- _WHAT NEEDS TO BE DONE_: Word for word, print each line of the listing below; pictures stay out.
-- Begin DATA FOR PROCESSING --
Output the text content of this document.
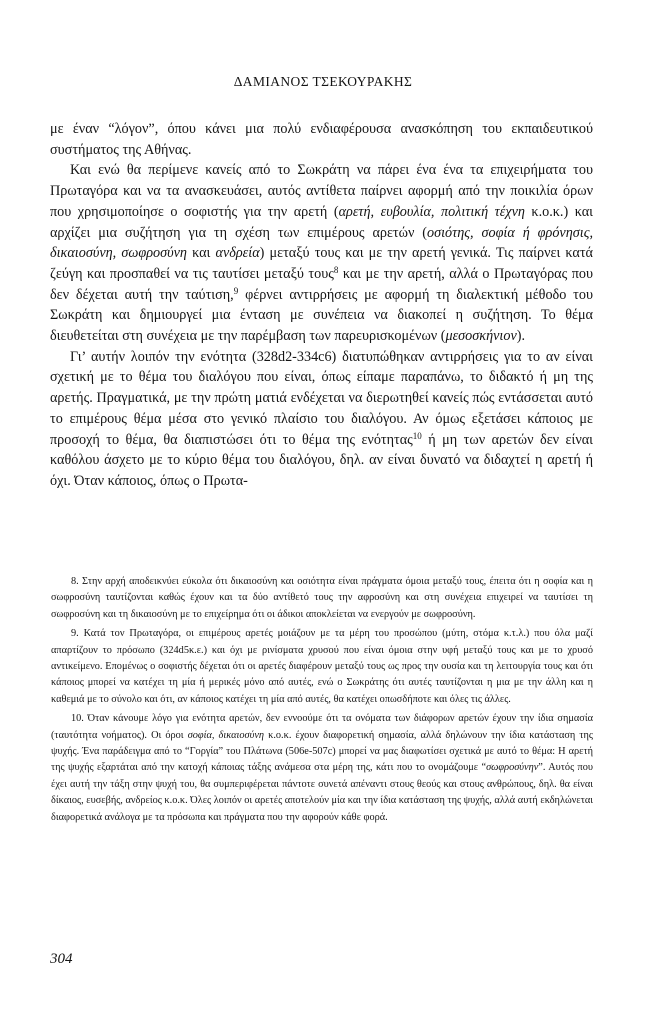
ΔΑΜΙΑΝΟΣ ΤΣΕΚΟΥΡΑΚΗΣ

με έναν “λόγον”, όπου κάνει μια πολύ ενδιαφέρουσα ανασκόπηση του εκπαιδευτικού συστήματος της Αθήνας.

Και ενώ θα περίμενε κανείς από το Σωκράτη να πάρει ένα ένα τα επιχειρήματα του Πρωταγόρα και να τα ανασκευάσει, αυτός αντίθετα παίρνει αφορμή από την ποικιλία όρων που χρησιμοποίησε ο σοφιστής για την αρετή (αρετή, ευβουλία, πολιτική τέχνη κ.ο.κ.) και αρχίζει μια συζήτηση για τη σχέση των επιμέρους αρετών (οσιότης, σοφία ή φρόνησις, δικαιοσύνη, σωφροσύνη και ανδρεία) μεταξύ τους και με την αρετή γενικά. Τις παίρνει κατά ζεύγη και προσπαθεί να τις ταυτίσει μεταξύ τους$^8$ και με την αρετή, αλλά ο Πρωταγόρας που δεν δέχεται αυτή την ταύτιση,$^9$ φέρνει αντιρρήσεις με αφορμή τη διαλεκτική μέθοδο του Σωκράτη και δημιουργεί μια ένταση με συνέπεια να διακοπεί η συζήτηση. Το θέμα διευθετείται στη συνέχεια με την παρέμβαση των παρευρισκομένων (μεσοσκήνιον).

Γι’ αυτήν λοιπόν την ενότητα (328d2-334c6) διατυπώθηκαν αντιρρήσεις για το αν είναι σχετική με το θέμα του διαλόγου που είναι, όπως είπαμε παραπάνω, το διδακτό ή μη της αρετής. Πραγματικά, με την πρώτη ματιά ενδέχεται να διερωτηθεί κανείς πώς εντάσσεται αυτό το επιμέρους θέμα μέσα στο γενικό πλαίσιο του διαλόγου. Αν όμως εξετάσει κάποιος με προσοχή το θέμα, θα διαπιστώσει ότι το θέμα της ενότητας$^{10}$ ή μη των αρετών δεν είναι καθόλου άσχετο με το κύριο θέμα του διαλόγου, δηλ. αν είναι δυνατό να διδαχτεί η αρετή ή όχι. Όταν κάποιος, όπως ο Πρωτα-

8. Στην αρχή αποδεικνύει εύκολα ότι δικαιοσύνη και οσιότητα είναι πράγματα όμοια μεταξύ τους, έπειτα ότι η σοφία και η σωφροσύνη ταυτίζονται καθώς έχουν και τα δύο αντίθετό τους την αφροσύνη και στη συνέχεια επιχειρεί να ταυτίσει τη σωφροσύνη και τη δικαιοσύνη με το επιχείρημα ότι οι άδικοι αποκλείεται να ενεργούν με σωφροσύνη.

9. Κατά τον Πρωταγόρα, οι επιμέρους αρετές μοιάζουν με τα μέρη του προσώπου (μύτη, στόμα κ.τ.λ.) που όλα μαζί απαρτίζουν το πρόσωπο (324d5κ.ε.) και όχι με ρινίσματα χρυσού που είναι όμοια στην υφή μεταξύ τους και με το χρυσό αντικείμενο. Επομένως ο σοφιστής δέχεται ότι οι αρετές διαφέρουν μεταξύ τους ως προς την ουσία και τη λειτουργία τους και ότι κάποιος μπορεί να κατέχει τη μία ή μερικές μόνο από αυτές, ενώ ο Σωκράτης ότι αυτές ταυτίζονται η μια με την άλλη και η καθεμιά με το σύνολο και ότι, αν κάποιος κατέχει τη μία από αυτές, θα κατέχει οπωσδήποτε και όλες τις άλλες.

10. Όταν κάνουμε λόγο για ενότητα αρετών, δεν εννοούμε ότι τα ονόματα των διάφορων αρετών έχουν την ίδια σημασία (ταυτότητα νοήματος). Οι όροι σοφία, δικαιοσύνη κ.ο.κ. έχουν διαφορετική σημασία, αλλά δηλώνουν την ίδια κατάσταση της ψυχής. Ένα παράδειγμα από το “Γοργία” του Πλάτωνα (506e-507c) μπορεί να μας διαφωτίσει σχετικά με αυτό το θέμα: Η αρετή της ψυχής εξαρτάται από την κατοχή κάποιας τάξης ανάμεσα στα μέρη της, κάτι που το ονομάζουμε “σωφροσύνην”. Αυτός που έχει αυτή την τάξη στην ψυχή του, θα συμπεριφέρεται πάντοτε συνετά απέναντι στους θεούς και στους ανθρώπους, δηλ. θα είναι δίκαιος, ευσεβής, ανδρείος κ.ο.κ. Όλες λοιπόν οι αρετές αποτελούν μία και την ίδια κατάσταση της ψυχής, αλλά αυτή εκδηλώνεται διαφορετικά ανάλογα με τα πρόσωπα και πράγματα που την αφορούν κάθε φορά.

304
-- End DATA FOR PROCESSING --
- _FINAL RESULT_:
Output the text content of this document.
ΔΑΜΙΑΝΟΣ ΤΣΕΚΟΥΡΑΚΗΣ

με έναν “λόγον”, όπου κάνει μια πολύ ενδιαφέρουσα ανασκόπηση του εκπαιδευτικού συστήματος της Αθήνας.

Και ενώ θα περίμενε κανείς από το Σωκράτη να πάρει ένα ένα τα επιχειρήματα του Πρωταγόρα και να τα ανασκευάσει, αυτός αντίθετα παίρνει αφορμή από την ποικιλία όρων που χρησιμοποίησε ο σοφιστής για την αρετή (αρετή, ευβουλία, πολιτική τέχνη κ.ο.κ.) και αρχίζει μια συζήτηση για τη σχέση των επιμέρους αρετών (οσιότης, σοφία ή φρόνησις, δικαιοσύνη, σωφροσύνη και ανδρεία) μεταξύ τους και με την αρετή γενικά. Τις παίρνει κατά ζεύγη και προσπαθεί να τις ταυτίσει μεταξύ τους$^8$ και με την αρετή, αλλά ο Πρωταγόρας που δεν δέχεται αυτή την ταύτιση,$^9$ φέρνει αντιρρήσεις με αφορμή τη διαλεκτική μέθοδο του Σωκράτη και δημιουργεί μια ένταση με συνέπεια να διακοπεί η συζήτηση. Το θέμα διευθετείται στη συνέχεια με την παρέμβαση των παρευρισκομένων (μεσοσκήνιον).

Γι’ αυτήν λοιπόν την ενότητα (328d2-334c6) διατυπώθηκαν αντιρρήσεις για το αν είναι σχετική με το θέμα του διαλόγου που είναι, όπως είπαμε παραπάνω, το διδακτό ή μη της αρετής. Πραγματικά, με την πρώτη ματιά ενδέχεται να διερωτηθεί κανείς πώς εντάσσεται αυτό το επιμέρους θέμα μέσα στο γενικό πλαίσιο του διαλόγου. Αν όμως εξετάσει κάποιος με προσοχή το θέμα, θα διαπιστώσει ότι το θέμα της ενότητας$^{10}$ ή μη των αρετών δεν είναι καθόλου άσχετο με το κύριο θέμα του διαλόγου, δηλ. αν είναι δυνατό να διδαχτεί η αρετή ή όχι. Όταν κάποιος, όπως ο Πρωτα-

8. Στην αρχή αποδεικνύει εύκολα ότι δικαιοσύνη και οσιότητα είναι πράγματα όμοια μεταξύ τους, έπειτα ότι η σοφία και η σωφροσύνη ταυτίζονται καθώς έχουν και τα δύο αντίθετό τους την αφροσύνη και στη συνέχεια επιχειρεί να ταυτίσει τη σωφροσύνη και τη δικαιοσύνη με το επιχείρημα ότι οι άδικοι αποκλείεται να ενεργούν με σωφροσύνη.

9. Κατά τον Πρωταγόρα, οι επιμέρους αρετές μοιάζουν με τα μέρη του προσώπου (μύτη, στόμα κ.τ.λ.) που όλα μαζί απαρτίζουν το πρόσωπο (324d5κ.ε.) και όχι με ρινίσματα χρυσού που είναι όμοια στην υφή μεταξύ τους και με το χρυσό αντικείμενο. Επομένως ο σοφιστής δέχεται ότι οι αρετές διαφέρουν μεταξύ τους ως προς την ουσία και τη λειτουργία τους και ότι κάποιος μπορεί να κατέχει τη μία ή μερικές μόνο από αυτές, ενώ ο Σωκράτης ότι αυτές ταυτίζονται η μια με την άλλη και η καθεμιά με το σύνολο και ότι, αν κάποιος κατέχει τη μία από αυτές, θα κατέχει οπωσδήποτε και όλες τις άλλες.

10. Όταν κάνουμε λόγο για ενότητα αρετών, δεν εννοούμε ότι τα ονόματα των διάφορων αρετών έχουν την ίδια σημασία (ταυτότητα νοήματος). Οι όροι σοφία, δικαιοσύνη κ.ο.κ. έχουν διαφορετική σημασία, αλλά δηλώνουν την ίδια κατάσταση της ψυχής. Ένα παράδειγμα από το “Γοργία” του Πλάτωνα (506e-507c) μπορεί να μας διαφωτίσει σχετικά με αυτό το θέμα: Η αρετή της ψυχής εξαρτάται από την κατοχή κάποιας τάξης ανάμεσα στα μέρη της, κάτι που το ονομάζουμε “σωφροσύνην”. Αυτός που έχει αυτή την τάξη στην ψυχή του, θα συμπεριφέρεται πάντοτε συνετά απέναντι στους θεούς και στους ανθρώπους, δηλ. θα είναι δίκαιος, ευσεβής, ανδρείος κ.ο.κ. Όλες λοιπόν οι αρετές αποτελούν μία και την ίδια κατάσταση της ψυχής, αλλά αυτή εκδηλώνεται διαφορετικά ανάλογα με τα πρόσωπα και πράγματα που την αφορούν κάθε φορά.

304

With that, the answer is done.